Challenge: Return all lines from the listing below in which the string "JSON" occurs.

Supplied records:
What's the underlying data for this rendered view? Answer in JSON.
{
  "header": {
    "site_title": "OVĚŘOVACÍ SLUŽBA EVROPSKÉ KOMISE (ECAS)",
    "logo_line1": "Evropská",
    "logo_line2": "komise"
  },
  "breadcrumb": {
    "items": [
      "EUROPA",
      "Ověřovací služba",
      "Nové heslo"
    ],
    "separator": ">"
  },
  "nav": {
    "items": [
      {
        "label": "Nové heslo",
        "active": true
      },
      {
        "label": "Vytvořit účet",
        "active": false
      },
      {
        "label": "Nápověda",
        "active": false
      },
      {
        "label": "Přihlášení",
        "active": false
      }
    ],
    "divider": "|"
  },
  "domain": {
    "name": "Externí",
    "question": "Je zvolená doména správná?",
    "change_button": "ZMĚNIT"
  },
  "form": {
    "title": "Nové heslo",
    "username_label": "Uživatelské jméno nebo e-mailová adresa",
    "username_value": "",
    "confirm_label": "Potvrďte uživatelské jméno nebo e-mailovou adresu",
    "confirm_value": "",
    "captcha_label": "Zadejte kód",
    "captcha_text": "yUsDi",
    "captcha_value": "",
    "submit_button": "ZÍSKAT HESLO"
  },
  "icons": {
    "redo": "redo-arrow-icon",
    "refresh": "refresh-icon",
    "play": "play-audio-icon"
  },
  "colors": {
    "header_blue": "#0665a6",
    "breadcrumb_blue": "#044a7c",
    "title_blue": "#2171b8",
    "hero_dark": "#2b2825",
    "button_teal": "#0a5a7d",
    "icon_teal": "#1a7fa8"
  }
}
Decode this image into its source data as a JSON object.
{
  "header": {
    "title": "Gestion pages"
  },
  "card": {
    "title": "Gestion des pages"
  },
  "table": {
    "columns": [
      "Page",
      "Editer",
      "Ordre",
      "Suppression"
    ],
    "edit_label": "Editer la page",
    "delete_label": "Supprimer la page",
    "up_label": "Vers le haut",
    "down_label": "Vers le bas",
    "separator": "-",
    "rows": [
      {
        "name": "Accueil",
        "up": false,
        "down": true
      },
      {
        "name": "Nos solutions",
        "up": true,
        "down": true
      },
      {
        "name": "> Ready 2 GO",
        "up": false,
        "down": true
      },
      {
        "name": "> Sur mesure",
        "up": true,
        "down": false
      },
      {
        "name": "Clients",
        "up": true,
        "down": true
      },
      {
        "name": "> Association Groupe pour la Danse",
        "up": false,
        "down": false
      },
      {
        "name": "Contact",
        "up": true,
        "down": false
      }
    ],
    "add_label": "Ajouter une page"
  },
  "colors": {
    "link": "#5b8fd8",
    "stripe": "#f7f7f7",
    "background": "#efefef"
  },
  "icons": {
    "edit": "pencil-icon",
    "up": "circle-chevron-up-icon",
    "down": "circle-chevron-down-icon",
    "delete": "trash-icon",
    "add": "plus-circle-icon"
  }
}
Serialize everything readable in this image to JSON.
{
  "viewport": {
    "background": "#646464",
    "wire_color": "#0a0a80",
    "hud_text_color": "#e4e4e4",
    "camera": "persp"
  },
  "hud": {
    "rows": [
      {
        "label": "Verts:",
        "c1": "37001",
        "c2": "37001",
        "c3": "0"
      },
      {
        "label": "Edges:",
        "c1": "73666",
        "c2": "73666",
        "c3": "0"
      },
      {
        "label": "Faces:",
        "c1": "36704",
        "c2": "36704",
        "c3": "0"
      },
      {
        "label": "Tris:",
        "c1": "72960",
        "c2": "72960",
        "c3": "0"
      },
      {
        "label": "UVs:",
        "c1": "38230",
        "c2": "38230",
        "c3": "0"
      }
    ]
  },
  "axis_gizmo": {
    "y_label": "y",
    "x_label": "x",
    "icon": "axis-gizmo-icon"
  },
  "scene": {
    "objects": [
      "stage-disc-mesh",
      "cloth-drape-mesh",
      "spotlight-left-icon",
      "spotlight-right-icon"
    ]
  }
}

Solution to the problem:
What's the underlying data for this rendered view? Answer in JSON.
Decode this image into its source data as a JSON object.
Serialize everything readable in this image to JSON.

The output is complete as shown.